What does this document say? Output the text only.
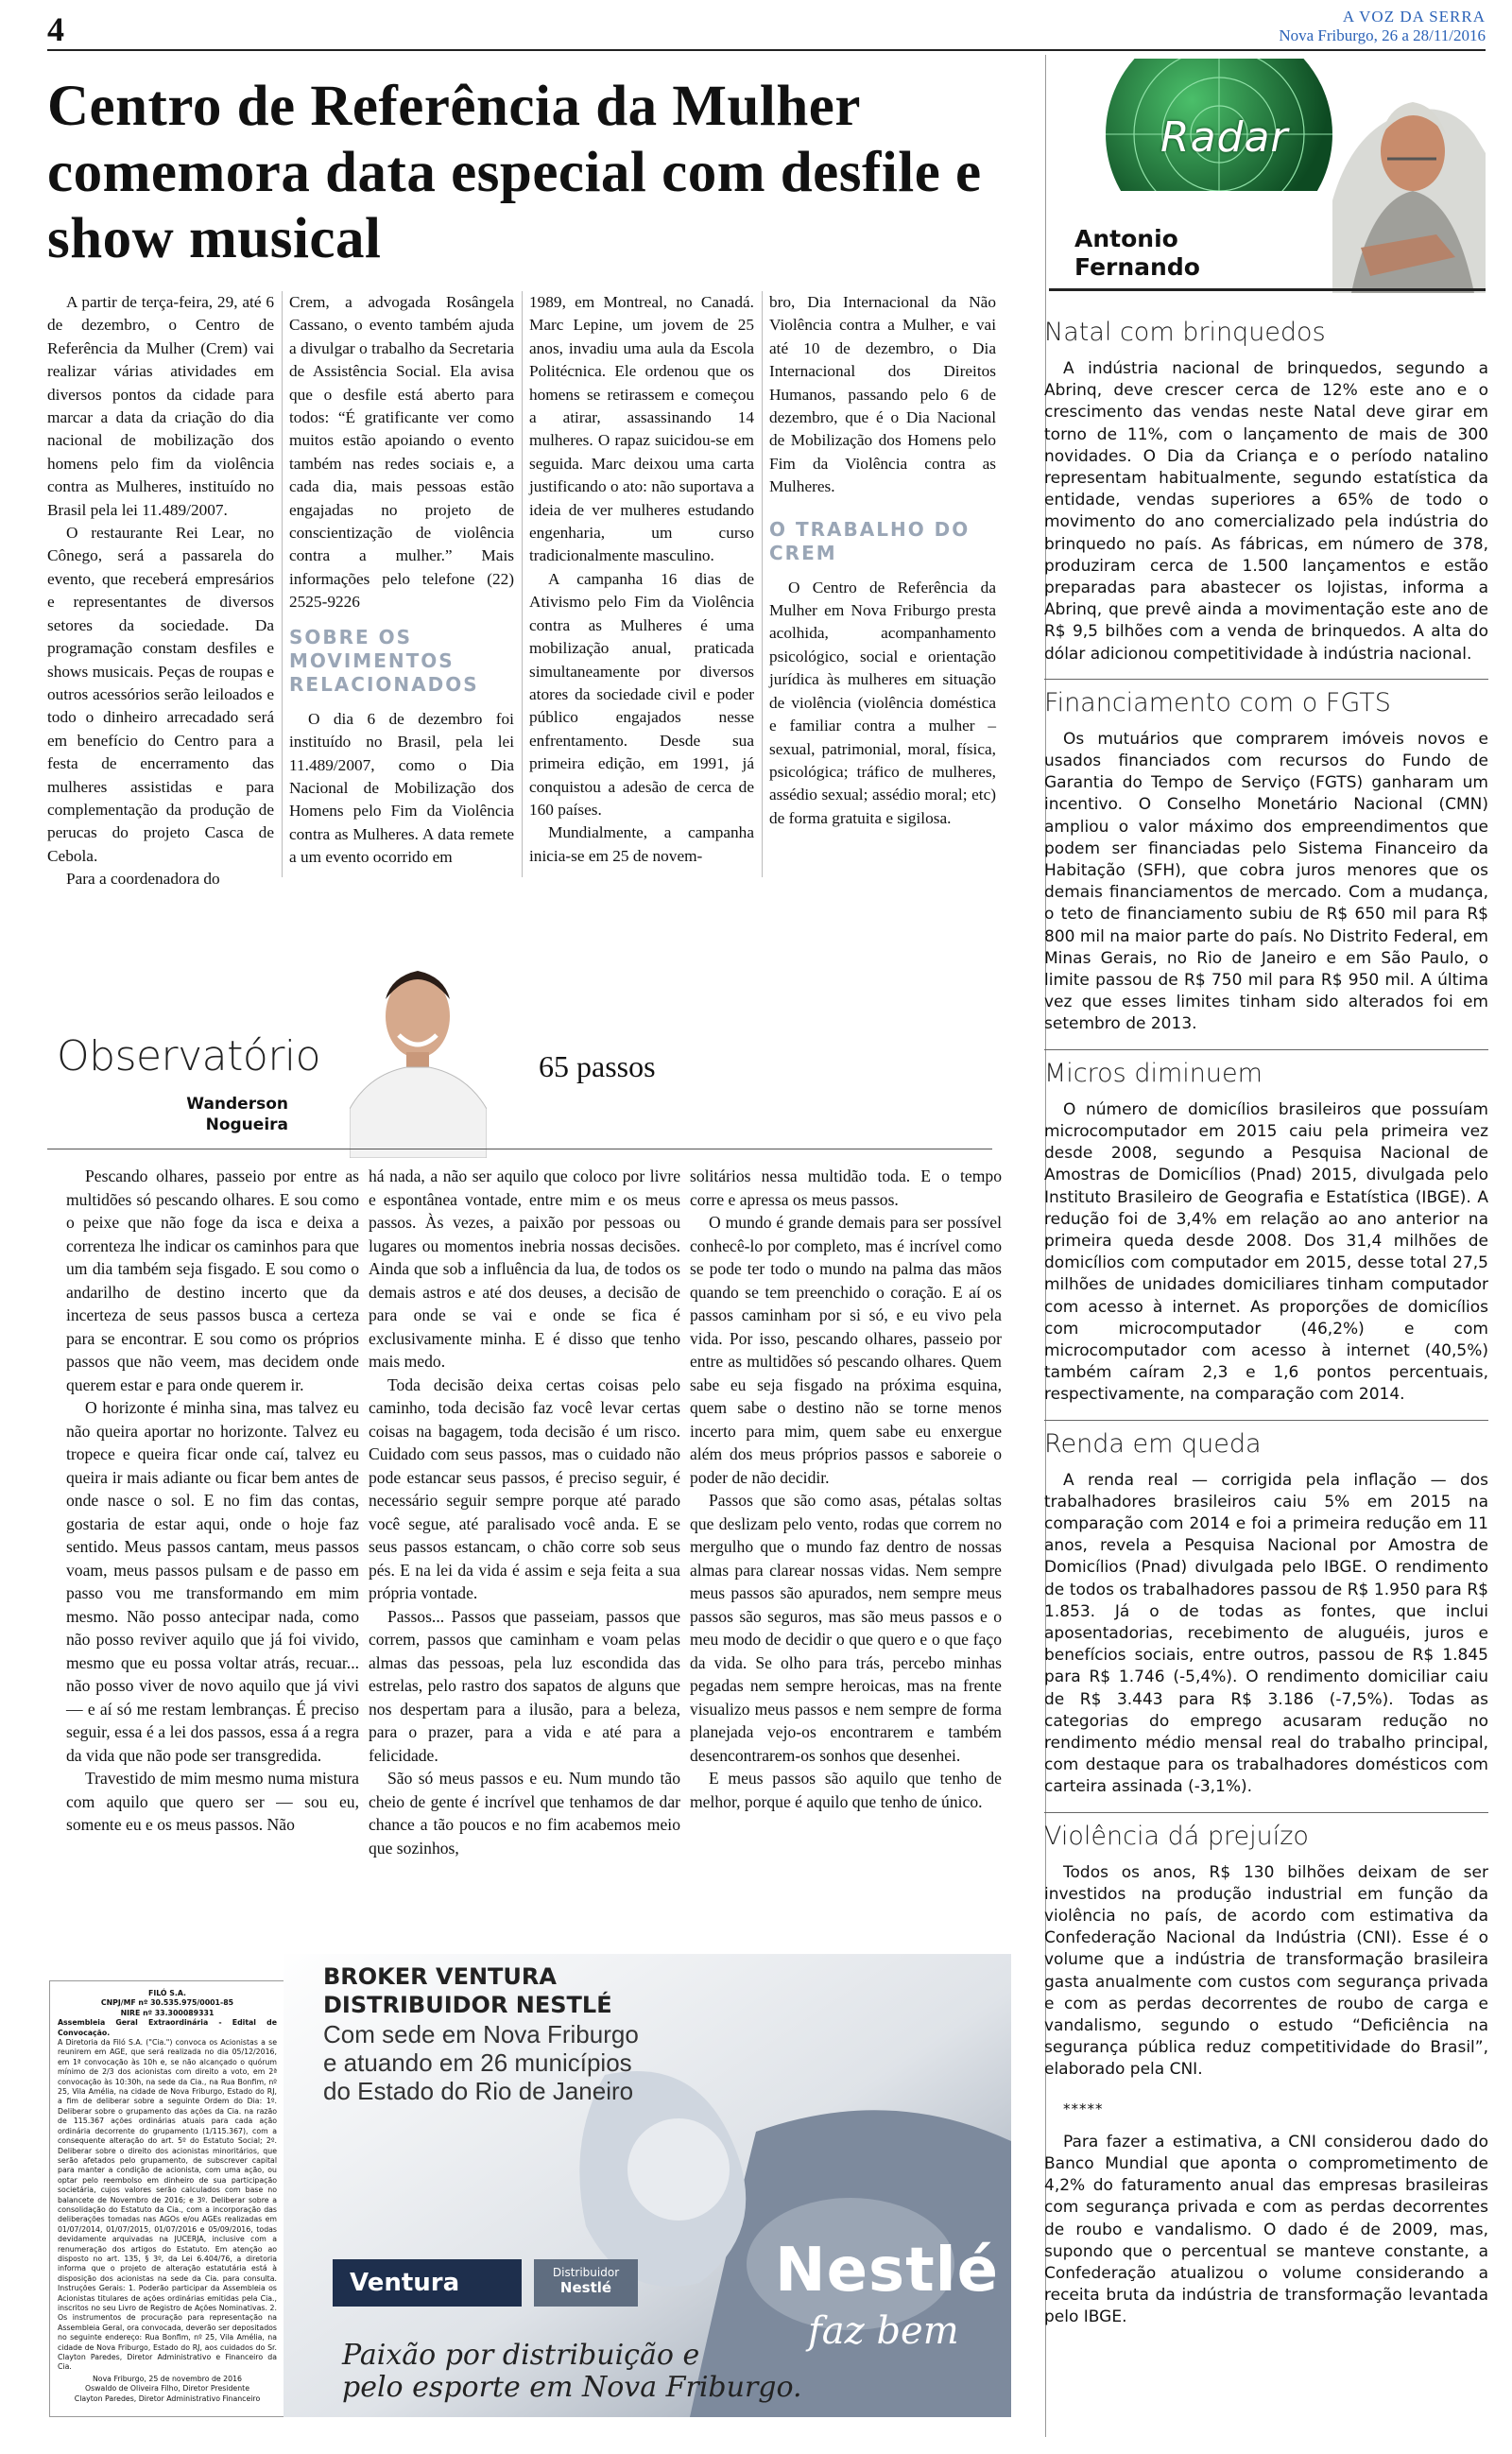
4	A VOZ DA SERRA
Nova Friburgo, 26 a 28/11/2016
Centro de Referência da Mulher comemora data especial com desfile e show musical

A partir de terça-feira, 29, até 6 de dezembro, o Centro de Referência da Mulher (Crem) vai realizar várias atividades em diversos pontos da cidade para marcar a data da criação do dia nacional de mobilização dos homens pelo fim da violência contra as Mulheres, instituído no Brasil pela lei 11.489/2007.

O restaurante Rei Lear, no Cônego, será a passarela do evento, que receberá empresários e representantes de diversos setores da sociedade. Da programação constam desfiles e shows musicais. Peças de roupas e outros acessórios serão leiloados e todo o dinheiro arrecadado será em benefício do Centro para a festa de encerramento das mulheres assistidas e para complementação da produção de perucas do projeto Casca de Cebola.

Para a coordenadora do

Crem, a advogada Rosângela Cassano, o evento também ajuda a divulgar o trabalho da Secretaria de Assistência Social. Ela avisa que o desfile está aberto para todos: “É gratificante ver como muitos estão apoiando o evento também nas redes sociais e, a cada dia, mais pessoas estão engajadas no projeto de conscientização de violência contra a mulher.” Mais informações pelo telefone (22) 2525-9226

SOBRE OS MOVIMENTOS RELACIONADOS

O dia 6 de dezembro foi instituído no Brasil, pela lei 11.489/2007, como o Dia Nacional de Mobilização dos Homens pelo Fim da Violência contra as Mulheres. A data remete a um evento ocorrido em

1989, em Montreal, no Canadá. Marc Lepine, um jovem de 25 anos, invadiu uma aula da Escola Politécnica. Ele ordenou que os homens se retirassem e começou a atirar, assassinando 14 mulheres. O rapaz suicidou-se em seguida. Marc deixou uma carta justificando o ato: não suportava a ideia de ver mulheres estudando engenharia, um curso tradicionalmente masculino.

A campanha 16 dias de Ativismo pelo Fim da Violência contra as Mulheres é uma mobilização anual, praticada simultaneamente por diversos atores da sociedade civil e poder público engajados nesse enfrentamento. Desde sua primeira edição, em 1991, já conquistou a adesão de cerca de 160 países.

Mundialmente, a campanha inicia-se em 25 de novem-

bro, Dia Internacional da Não Violência contra a Mulher, e vai até 10 de dezembro, o Dia Internacional dos Direitos Humanos, passando pelo 6 de dezembro, que é o Dia Nacional de Mobilização dos Homens pelo Fim da Violência contra as Mulheres.

O TRABALHO DO CREM

O Centro de Referência da Mulher em Nova Friburgo presta acolhida, acompanhamento psicológico, social e orientação jurídica às mulheres em situação de violência (violência doméstica e familiar contra a mulher – sexual, patrimonial, moral, física, psicológica; tráfico de mulheres, assédio sexual; assédio moral; etc) de forma gratuita e sigilosa.

Observatório
Wanderson
Nogueira
65 passos

Pescando olhares, passeio por entre as multidões só pescando olhares. E sou como o peixe que não foge da isca e deixa a correnteza lhe indicar os caminhos para que um dia também seja fisgado. E sou como o andarilho de destino incerto que da incerteza de seus passos busca a certeza para se encontrar. E sou como os próprios passos que não veem, mas decidem onde querem estar e para onde querem ir.

O horizonte é minha sina, mas talvez eu não queira aportar no horizonte. Talvez eu tropece e queira ficar onde caí, talvez eu queira ir mais adiante ou ficar bem antes de onde nasce o sol. E no fim das contas, gostaria de estar aqui, onde o hoje faz sentido. Meus passos cantam, meus passos voam, meus passos pulsam e de passo em passo vou me transformando em mim mesmo. Não posso antecipar nada, como não posso reviver aquilo que já foi vivido, mesmo que eu possa voltar atrás, recuar... não posso viver de novo aquilo que já vivi — e aí só me restam lembranças. É preciso seguir, essa é a lei dos passos, essa á a regra da vida que não pode ser transgredida.

Travestido de mim mesmo numa mistura com aquilo que quero ser — sou eu, somente eu e os meus passos. Não

há nada, a não ser aquilo que coloco por livre e espontânea vontade, entre mim e os meus passos. Às vezes, a paixão por pessoas ou lugares ou momentos inebria nossas decisões. Ainda que sob a influência da lua, de todos os demais astros e até dos deuses, a decisão de para onde se vai e onde se fica é exclusivamente minha. E é disso que tenho mais medo.

Toda decisão deixa certas coisas pelo caminho, toda decisão faz você levar certas coisas na bagagem, toda decisão é um risco. Cuidado com seus passos, mas o cuidado não pode estancar seus passos, é preciso seguir, é necessário seguir sempre porque até parado você segue, até paralisado você anda. E se seus passos estancam, o chão corre sob seus pés. E na lei da vida é assim e seja feita a sua própria vontade.

Passos... Passos que passeiam, passos que correm, passos que caminham e voam pelas almas das pessoas, pela luz escondida das estrelas, pelo rastro dos sapatos de alguns que nos despertam para a ilusão, para a beleza, para o prazer, para a vida e até para a felicidade.

São só meus passos e eu. Num mundo tão cheio de gente é incrível que tenhamos de dar chance a tão poucos e no fim acabemos meio que sozinhos,

solitários nessa multidão toda. E o tempo corre e apressa os meus passos.

O mundo é grande demais para ser possível conhecê-lo por completo, mas é incrível como se pode ter todo o mundo na palma das mãos quando se tem preenchido o coração. E aí os passos caminham por si só, e eu vivo pela vida. Por isso, pescando olhares, passeio por entre as multidões só pescando olhares. Quem sabe eu seja fisgado na próxima esquina, quem sabe o destino não se torne menos incerto para mim, quem sabe eu enxergue além dos meus próprios passos e saboreie o poder de não decidir.

Passos que são como asas, pétalas soltas que deslizam pelo vento, rodas que correm no mergulho que o mundo faz dentro de nossas almas para clarear nossas vidas. Nem sempre meus passos são apurados, nem sempre meus passos são seguros, mas são meus passos e o meu modo de decidir o que quero e o que faço da vida. Se olho para trás, percebo minhas pegadas nem sempre heroicas, mas na frente visualizo meus passos e nem sempre de forma planejada vejo-os encontrarem e também desencontrarem-os sonhos que desenhei.

E meus passos são aquilo que tenho de melhor, porque é aquilo que tenho de único.

FILÓ S.A.
CNPJ/MF nº 30.535.975/0001-85
NIRE nº 33.300089331
Assembleia Geral Extraordinária - Edital de Convocação.
A Diretoria da Filó S.A. ("Cia.") convoca os Acionistas a se reunirem em AGE, que será realizada no dia 05/12/2016, em 1ª convocação às 10h e, se não alcançado o quórum mínimo de 2/3 dos acionistas com direito a voto, em 2ª convocação às 10:30h, na sede da Cia., na Rua Bonfim, nº 25, Vila Amélia, na cidade de Nova Friburgo, Estado do RJ, a fim de deliberar sobre a seguinte Ordem do Dia: 1º. Deliberar sobre o grupamento das ações da Cia. na razão de 115.367 ações ordinárias atuais para cada ação ordinária decorrente do grupamento (1/115.367), com a consequente alteração do art. 5º do Estatuto Social; 2º. Deliberar sobre o direito dos acionistas minoritários, que serão afetados pelo grupamento, de subscrever capital para manter a condição de acionista, com uma ação, ou optar pelo reembolso em dinheiro de sua participação societária, cujos valores serão calculados com base no balancete de Novembro de 2016; e 3º. Deliberar sobre a consolidação do Estatuto da Cia., com a incorporação das deliberações tomadas nas AGOs e/ou AGEs realizadas em 01/07/2014, 01/07/2015, 01/07/2016 e 05/09/2016, todas devidamente arquivadas na JUCERJA, inclusive com a renumeração dos artigos do Estatuto. Em atenção ao disposto no art. 135, § 3º, da Lei 6.404/76, a diretoria informa que o projeto de alteração estatutária está à disposição dos acionistas na sede da Cia. para consulta. Instruções Gerais: 1. Poderão participar da Assembleia os Acionistas titulares de ações ordinárias emitidas pela Cia., inscritos no seu Livro de Registro de Ações Nominativas. 2. Os instrumentos de procuração para representação na Assembleia Geral, ora convocada, deverão ser depositados no seguinte endereço: Rua Bonfim, nº 25, Vila Amélia, na cidade de Nova Friburgo, Estado do RJ, aos cuidados do Sr. Clayton Paredes, Diretor Administrativo e Financeiro da Cia.
Nova Friburgo, 25 de novembro de 2016
Oswaldo de Oliveira Filho, Diretor Presidente
Clayton Paredes, Diretor Administrativo Financeiro
BROKER VENTURA
DISTRIBUIDOR NESTLÉ
Com sede em Nova Friburgo
e atuando em 26 municípios
do Estado do Rio de Janeiro
Ventura	Distribuidor
Nestlé	Nestlé
faz bem
Paixão por distribuição e
pelo esporte em Nova Friburgo.
Radar
Antonio
Fernando
Natal com brinquedos

A indústria nacional de brinquedos, segundo a Abrinq, deve crescer cerca de 12% este ano e o crescimento das vendas neste Natal deve girar em torno de 11%, com o lançamento de mais de 300 novidades. O Dia da Criança e o período natalino representam habitualmente, segundo estatística da entidade, vendas superiores a 65% de todo o movimento do ano comercializado pela indústria do brinquedo no país. As fábricas, em número de 378, produziram cerca de 1.500 lançamentos e estão preparadas para abastecer os lojistas, informa a Abrinq, que prevê ainda a movimentação este ano de R$ 9,5 bilhões com a venda de brinquedos. A alta do dólar adicionou competitividade à indústria nacional.

Financiamento com o FGTS

Os mutuários que comprarem imóveis novos e usados financiados com recursos do Fundo de Garantia do Tempo de Serviço (FGTS) ganharam um incentivo. O Conselho Monetário Nacional (CMN) ampliou o valor máximo dos empreendimentos que podem ser financiadas pelo Sistema Financeiro da Habitação (SFH), que cobra juros menores que os demais financiamentos de mercado. Com a mudança, o teto de financiamento subiu de R$ 650 mil para R$ 800 mil na maior parte do país. No Distrito Federal, em Minas Gerais, no Rio de Janeiro e em São Paulo, o limite passou de R$ 750 mil para R$ 950 mil. A última vez que esses limites tinham sido alterados foi em setembro de 2013.

Micros diminuem

O número de domicílios brasileiros que possuíam microcomputador em 2015 caiu pela primeira vez desde 2008, segundo a Pesquisa Nacional de Amostras de Domicílios (Pnad) 2015, divulgada pelo Instituto Brasileiro de Geografia e Estatística (IBGE). A redução foi de 3,4% em relação ao ano anterior na primeira queda desde 2008. Dos 31,4 milhões de domicílios com computador em 2015, desse total 27,5 milhões de unidades domiciliares tinham computador com acesso à internet. As proporções de domicílios com microcomputador (46,2%) e com microcomputador com acesso à internet (40,5%) também caíram 2,3 e 1,6 pontos percentuais, respectivamente, na comparação com 2014.

Renda em queda

A renda real — corrigida pela inflação — dos trabalhadores brasileiros caiu 5% em 2015 na comparação com 2014 e foi a primeira redução em 11 anos, revela a Pesquisa Nacional por Amostra de Domicílios (Pnad) divulgada pelo IBGE. O rendimento de todos os trabalhadores passou de R$ 1.950 para R$ 1.853. Já o de todas as fontes, que inclui aposentadorias, recebimento de aluguéis, juros e benefícios sociais, entre outros, passou de R$ 1.845 para R$ 1.746 (-5,4%). O rendimento domiciliar caiu de R$ 3.443 para R$ 3.186 (-7,5%). Todas as categorias do emprego acusaram redução no rendimento médio mensal real do trabalho principal, com destaque para os trabalhadores domésticos com carteira assinada (-3,1%).

Violência dá prejuízo

Todos os anos, R$ 130 bilhões deixam de ser investidos na produção industrial em função da violência no país, de acordo com estimativa da Confederação Nacional da Indústria (CNI). Esse é o volume que a indústria de transformação brasileira gasta anualmente com custos com segurança privada e com as perdas decorrentes de roubo de carga e vandalismo, segundo o estudo “Deficiência na segurança pública reduz competitividade do Brasil”, elaborado pela CNI.

*****

Para fazer a estimativa, a CNI considerou dado do Banco Mundial que aponta o comprometimento de 4,2% do faturamento anual das empresas brasileiras com segurança privada e com as perdas decorrentes de roubo e vandalismo. O dado é de 2009, mas, supondo que o percentual se manteve constante, a Confederação atualizou o volume considerando a receita bruta da indústria de transformação levantada pelo IBGE.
+--
* _Exercise objective_: What is the number of lines in the records that contain the string "incrível"? Give only that number.

* _Exercise solution_: 2